To do: Where a line contains the string "Сбор", copy that line.

Stored data
┄┄┄┄┄┄┄┄┄┄┄┄┄┄┄┄┄┄┄┄

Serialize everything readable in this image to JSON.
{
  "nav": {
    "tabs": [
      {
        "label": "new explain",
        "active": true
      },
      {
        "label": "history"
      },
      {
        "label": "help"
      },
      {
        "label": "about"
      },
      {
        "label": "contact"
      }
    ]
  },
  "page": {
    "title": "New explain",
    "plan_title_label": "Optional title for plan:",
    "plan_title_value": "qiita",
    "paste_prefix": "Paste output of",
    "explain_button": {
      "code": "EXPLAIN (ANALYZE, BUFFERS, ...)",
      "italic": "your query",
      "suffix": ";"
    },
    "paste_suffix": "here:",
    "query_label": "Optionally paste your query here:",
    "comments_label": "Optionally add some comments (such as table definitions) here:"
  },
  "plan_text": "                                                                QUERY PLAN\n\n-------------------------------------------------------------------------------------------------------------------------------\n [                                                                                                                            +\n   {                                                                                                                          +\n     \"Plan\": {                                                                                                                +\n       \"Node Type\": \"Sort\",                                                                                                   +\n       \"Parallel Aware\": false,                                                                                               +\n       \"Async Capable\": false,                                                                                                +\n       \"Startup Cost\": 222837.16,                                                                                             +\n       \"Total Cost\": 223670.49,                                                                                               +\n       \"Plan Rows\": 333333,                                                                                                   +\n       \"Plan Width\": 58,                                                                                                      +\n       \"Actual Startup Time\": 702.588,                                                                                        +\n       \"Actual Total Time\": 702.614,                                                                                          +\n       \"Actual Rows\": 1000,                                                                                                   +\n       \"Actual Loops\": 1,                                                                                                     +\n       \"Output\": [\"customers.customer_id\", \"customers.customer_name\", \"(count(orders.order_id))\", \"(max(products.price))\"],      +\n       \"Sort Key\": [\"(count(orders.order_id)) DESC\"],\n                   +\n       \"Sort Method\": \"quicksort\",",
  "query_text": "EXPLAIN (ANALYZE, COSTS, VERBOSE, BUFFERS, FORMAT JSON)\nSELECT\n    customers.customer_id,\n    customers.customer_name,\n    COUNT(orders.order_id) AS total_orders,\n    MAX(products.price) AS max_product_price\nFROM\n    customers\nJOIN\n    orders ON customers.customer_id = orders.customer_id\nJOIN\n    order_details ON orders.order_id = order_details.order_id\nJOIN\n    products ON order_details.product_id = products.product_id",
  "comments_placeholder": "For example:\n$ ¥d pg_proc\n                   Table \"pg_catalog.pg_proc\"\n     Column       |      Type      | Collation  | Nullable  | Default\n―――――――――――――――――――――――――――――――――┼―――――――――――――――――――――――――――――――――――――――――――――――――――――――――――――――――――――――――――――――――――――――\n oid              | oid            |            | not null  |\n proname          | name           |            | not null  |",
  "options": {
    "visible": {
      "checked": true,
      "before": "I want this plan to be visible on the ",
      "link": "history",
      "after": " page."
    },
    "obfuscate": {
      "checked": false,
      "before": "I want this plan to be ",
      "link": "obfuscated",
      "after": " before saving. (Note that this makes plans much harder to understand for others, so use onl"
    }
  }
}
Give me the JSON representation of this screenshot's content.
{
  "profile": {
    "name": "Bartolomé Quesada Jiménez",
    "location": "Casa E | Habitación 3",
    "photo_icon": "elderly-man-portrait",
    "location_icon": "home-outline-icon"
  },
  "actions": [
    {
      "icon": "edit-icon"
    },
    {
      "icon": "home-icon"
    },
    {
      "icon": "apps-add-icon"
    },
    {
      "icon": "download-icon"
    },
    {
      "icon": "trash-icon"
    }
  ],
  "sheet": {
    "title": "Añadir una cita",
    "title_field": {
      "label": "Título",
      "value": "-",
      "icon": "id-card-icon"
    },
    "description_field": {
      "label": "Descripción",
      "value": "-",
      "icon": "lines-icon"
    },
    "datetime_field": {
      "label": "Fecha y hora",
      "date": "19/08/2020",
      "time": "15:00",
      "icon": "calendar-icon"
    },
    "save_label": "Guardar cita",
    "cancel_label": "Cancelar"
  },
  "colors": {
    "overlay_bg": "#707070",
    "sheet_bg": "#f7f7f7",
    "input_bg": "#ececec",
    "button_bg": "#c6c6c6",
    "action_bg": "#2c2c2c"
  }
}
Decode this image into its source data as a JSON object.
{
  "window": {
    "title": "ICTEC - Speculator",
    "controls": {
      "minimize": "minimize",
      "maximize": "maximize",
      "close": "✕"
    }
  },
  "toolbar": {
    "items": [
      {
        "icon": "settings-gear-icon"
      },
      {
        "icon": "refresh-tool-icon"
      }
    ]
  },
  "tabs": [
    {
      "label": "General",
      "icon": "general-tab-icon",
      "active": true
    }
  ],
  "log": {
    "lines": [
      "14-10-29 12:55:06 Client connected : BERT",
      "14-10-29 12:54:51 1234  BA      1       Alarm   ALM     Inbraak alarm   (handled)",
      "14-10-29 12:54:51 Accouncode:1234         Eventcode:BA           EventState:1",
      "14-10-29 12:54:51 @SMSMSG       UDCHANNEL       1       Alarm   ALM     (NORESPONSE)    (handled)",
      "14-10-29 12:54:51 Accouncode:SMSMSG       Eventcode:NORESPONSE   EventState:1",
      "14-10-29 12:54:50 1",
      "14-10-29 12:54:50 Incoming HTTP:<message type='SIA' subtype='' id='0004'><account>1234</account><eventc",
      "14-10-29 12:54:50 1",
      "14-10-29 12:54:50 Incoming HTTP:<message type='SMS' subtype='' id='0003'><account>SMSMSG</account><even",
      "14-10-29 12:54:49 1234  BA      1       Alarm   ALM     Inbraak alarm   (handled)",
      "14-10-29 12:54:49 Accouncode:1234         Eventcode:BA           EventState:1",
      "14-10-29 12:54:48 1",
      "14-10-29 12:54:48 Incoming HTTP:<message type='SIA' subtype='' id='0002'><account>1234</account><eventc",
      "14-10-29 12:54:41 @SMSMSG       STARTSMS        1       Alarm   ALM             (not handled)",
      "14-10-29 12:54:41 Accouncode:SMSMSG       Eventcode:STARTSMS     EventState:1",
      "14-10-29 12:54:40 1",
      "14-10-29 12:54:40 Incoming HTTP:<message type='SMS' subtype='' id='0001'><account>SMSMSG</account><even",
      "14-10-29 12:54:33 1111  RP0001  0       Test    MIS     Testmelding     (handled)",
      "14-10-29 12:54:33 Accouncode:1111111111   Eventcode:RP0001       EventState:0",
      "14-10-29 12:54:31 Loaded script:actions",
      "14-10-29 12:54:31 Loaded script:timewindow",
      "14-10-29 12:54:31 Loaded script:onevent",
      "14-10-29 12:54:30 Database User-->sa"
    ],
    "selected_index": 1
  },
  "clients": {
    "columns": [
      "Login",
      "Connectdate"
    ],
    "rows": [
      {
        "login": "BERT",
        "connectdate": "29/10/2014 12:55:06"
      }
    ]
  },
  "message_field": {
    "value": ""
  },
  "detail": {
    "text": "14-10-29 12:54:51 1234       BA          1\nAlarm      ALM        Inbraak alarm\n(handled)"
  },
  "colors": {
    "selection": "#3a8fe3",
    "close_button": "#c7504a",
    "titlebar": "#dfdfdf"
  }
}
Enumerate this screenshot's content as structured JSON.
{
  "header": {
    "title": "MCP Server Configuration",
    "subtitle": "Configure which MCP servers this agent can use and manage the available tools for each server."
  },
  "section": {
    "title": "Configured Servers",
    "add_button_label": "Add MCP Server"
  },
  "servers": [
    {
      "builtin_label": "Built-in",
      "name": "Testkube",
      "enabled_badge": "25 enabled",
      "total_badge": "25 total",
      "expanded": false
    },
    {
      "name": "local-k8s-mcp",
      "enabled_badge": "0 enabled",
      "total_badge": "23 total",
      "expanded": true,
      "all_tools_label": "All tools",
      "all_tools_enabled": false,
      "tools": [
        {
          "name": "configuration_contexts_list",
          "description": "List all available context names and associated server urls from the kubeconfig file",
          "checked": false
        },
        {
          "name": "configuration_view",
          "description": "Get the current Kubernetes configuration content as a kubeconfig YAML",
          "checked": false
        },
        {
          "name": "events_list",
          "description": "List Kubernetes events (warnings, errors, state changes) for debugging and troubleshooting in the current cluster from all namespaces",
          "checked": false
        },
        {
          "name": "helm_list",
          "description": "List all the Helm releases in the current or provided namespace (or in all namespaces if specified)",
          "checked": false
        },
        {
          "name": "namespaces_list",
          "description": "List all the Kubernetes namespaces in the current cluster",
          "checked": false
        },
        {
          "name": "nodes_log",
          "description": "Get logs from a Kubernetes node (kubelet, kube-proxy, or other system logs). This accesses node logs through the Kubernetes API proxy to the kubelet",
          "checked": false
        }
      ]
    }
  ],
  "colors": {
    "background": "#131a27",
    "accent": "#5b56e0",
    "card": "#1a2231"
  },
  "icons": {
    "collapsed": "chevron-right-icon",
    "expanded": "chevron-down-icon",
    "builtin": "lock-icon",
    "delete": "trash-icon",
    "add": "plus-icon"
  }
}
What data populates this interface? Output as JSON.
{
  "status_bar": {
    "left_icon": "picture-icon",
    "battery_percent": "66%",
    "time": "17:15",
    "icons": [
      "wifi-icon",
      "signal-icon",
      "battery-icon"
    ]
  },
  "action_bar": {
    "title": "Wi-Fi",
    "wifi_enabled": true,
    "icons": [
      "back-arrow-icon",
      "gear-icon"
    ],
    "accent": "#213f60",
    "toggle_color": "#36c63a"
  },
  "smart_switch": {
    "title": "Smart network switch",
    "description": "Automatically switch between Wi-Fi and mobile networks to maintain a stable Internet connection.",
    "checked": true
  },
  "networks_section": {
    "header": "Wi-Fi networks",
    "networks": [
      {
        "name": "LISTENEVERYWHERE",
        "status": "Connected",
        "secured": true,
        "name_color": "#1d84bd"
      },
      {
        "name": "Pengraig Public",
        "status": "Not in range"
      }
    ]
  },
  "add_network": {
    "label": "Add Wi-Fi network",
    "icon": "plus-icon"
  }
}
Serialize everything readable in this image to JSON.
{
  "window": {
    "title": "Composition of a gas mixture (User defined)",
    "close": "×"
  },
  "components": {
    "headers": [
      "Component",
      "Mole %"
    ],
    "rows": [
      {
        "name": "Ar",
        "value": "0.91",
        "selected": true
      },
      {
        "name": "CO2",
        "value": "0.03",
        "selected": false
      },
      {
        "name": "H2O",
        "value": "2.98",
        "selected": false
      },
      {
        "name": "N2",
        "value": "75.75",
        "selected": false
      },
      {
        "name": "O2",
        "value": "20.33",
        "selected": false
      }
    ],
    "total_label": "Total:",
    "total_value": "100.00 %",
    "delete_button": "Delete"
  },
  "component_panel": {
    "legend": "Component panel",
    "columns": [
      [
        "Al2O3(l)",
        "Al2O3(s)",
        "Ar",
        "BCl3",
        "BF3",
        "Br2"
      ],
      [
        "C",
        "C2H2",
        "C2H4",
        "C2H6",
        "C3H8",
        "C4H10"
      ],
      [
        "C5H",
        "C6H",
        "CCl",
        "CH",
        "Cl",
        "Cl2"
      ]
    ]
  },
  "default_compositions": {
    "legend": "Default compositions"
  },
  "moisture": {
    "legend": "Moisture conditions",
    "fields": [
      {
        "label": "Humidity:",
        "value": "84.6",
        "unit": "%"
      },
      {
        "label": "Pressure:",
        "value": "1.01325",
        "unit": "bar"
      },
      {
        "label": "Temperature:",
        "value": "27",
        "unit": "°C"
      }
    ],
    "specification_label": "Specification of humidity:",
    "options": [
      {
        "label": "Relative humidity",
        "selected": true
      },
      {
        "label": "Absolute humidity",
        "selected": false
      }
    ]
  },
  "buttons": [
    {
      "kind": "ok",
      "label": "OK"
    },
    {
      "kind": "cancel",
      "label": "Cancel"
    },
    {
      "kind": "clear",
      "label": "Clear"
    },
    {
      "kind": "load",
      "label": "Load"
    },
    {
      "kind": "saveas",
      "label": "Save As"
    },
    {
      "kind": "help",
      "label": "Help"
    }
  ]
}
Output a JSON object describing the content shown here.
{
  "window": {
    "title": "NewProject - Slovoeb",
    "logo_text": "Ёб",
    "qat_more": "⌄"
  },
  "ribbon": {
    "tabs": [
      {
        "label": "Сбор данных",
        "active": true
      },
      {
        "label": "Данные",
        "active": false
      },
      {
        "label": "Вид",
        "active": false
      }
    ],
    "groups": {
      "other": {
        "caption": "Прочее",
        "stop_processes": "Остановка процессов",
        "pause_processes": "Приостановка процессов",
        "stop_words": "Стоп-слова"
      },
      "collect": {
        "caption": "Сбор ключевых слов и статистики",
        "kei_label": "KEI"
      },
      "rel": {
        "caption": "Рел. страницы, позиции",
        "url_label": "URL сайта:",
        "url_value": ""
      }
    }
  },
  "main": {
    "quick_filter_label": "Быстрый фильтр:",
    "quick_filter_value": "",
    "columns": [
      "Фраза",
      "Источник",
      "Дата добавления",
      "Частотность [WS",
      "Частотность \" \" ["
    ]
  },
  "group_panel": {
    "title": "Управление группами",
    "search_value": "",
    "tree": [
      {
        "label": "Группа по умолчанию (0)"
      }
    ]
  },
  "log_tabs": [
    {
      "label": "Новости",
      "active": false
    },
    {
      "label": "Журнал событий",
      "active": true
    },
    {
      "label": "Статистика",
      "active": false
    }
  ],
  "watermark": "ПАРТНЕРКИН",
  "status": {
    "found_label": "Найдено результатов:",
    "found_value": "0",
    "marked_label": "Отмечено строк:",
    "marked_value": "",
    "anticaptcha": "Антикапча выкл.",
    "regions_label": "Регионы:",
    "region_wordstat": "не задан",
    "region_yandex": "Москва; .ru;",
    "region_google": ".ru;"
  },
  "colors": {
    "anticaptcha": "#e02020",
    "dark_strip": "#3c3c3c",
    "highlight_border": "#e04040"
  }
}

┄┄┄┄┄┄┄┄┄┄┄┄┄┄┄┄┄┄┄┄

Answer to this task:
        "label": "Сбор данных",
        "caption": "Сбор ключевых слов и статистики",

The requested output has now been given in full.